> Work to do
Find all lines in the records that include the word "annual", and copy them out.

> Recorded data
☆ ☆ ☆ ☆ ☆

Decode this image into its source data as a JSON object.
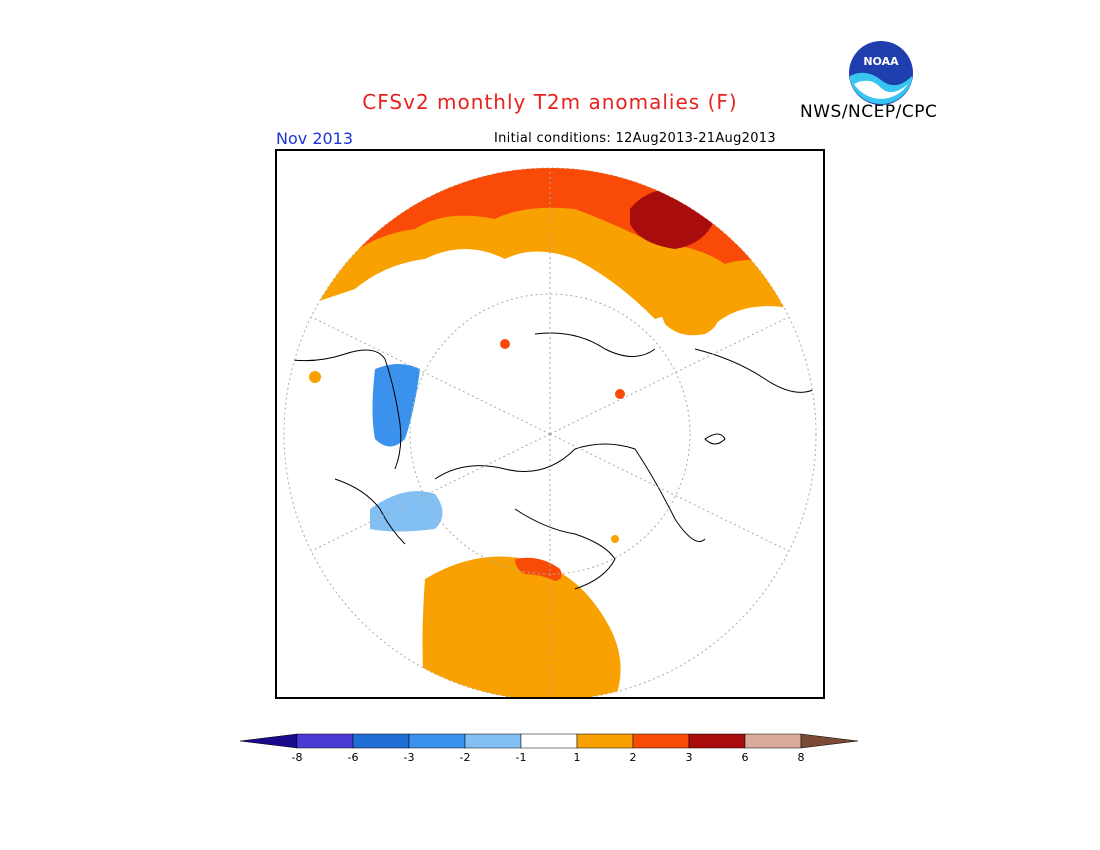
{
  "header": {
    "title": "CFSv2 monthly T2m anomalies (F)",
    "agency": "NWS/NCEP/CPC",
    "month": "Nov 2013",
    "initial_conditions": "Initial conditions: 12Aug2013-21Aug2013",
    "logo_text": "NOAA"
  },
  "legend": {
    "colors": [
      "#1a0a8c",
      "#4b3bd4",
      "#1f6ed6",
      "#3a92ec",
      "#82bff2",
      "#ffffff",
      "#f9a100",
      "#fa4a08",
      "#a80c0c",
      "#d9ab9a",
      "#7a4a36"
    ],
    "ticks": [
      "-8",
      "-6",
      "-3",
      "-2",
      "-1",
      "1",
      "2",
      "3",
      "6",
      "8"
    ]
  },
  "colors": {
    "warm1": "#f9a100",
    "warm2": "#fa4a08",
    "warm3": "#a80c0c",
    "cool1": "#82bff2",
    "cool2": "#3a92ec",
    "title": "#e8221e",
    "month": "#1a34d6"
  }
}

☆ ☆ ☆ ☆ ☆

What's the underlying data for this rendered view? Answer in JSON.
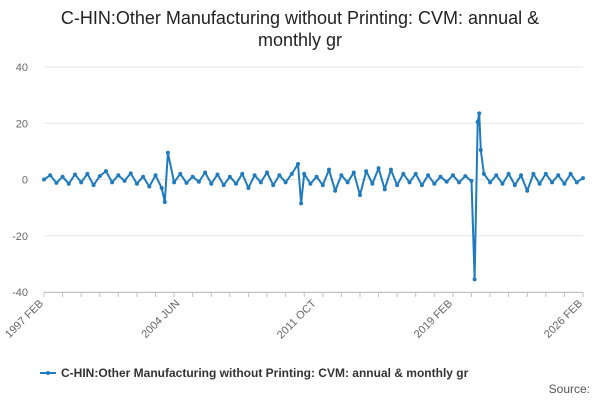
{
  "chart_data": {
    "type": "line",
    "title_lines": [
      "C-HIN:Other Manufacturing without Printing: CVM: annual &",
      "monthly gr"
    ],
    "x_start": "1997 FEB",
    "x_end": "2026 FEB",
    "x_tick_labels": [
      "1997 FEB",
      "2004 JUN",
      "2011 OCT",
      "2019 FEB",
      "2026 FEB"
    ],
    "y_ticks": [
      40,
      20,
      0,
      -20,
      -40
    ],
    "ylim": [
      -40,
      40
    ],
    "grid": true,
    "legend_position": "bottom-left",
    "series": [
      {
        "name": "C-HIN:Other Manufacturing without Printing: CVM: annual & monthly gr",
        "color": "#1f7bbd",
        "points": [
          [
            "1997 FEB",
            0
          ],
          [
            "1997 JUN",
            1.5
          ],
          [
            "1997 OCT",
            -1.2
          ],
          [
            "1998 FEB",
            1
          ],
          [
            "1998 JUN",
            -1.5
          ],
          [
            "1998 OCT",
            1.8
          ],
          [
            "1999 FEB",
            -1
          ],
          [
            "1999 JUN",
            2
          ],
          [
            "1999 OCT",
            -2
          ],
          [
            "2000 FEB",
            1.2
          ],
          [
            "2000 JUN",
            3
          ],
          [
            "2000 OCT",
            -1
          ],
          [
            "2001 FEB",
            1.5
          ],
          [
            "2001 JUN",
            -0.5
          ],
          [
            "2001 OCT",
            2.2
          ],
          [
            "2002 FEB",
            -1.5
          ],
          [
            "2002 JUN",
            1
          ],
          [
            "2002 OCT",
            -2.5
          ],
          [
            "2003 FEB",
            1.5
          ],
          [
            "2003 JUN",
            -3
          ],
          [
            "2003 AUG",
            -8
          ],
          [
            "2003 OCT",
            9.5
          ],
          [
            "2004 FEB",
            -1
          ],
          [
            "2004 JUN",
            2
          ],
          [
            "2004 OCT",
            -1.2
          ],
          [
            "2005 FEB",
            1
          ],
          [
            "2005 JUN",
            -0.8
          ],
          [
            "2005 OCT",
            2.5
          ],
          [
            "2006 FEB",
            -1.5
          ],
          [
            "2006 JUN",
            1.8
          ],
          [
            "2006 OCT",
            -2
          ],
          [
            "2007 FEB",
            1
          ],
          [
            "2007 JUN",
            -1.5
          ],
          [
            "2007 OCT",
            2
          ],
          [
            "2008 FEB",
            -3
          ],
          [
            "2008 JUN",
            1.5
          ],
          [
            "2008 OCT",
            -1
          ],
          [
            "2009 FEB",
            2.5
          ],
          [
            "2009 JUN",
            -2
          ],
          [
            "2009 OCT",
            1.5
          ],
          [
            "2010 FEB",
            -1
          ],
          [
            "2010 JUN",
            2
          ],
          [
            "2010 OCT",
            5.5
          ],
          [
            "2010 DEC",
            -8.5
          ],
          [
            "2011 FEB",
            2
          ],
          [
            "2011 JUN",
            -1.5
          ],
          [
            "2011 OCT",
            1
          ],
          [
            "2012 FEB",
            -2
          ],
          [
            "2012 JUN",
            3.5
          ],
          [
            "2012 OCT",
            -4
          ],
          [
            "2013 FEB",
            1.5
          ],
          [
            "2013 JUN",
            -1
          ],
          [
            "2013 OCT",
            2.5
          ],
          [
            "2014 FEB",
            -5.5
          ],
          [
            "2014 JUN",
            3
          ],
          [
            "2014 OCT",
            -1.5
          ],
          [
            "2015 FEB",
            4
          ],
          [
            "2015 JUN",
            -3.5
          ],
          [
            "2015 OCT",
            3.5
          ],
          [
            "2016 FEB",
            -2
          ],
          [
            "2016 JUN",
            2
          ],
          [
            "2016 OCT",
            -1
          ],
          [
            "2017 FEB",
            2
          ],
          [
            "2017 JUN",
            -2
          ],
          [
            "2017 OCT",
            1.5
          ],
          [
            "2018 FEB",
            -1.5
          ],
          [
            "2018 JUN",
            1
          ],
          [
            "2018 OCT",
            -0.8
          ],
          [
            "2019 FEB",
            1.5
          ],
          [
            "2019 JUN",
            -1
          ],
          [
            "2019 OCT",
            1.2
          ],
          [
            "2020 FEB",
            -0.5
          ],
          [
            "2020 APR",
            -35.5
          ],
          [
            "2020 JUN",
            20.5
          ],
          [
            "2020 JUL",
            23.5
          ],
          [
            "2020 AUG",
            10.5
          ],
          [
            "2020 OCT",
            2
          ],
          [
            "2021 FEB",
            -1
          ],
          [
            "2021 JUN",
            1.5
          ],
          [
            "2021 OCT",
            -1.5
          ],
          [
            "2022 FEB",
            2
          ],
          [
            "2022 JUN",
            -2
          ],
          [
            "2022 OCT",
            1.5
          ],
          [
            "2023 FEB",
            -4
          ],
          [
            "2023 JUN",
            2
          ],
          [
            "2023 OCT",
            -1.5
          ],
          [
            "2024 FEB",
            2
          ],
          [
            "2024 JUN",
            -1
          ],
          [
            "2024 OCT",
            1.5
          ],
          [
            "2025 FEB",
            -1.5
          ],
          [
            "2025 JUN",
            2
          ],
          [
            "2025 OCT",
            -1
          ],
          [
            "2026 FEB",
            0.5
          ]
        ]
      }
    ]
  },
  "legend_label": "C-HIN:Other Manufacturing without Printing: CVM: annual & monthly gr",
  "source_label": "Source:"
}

☆ ☆ ☆ ☆ ☆

> The reply
      "C-HIN:Other Manufacturing without Printing: CVM: annual &",
        "name": "C-HIN:Other Manufacturing without Printing: CVM: annual & monthly gr",
  "legend_label": "C-HIN:Other Manufacturing without Printing: CVM: annual & monthly gr",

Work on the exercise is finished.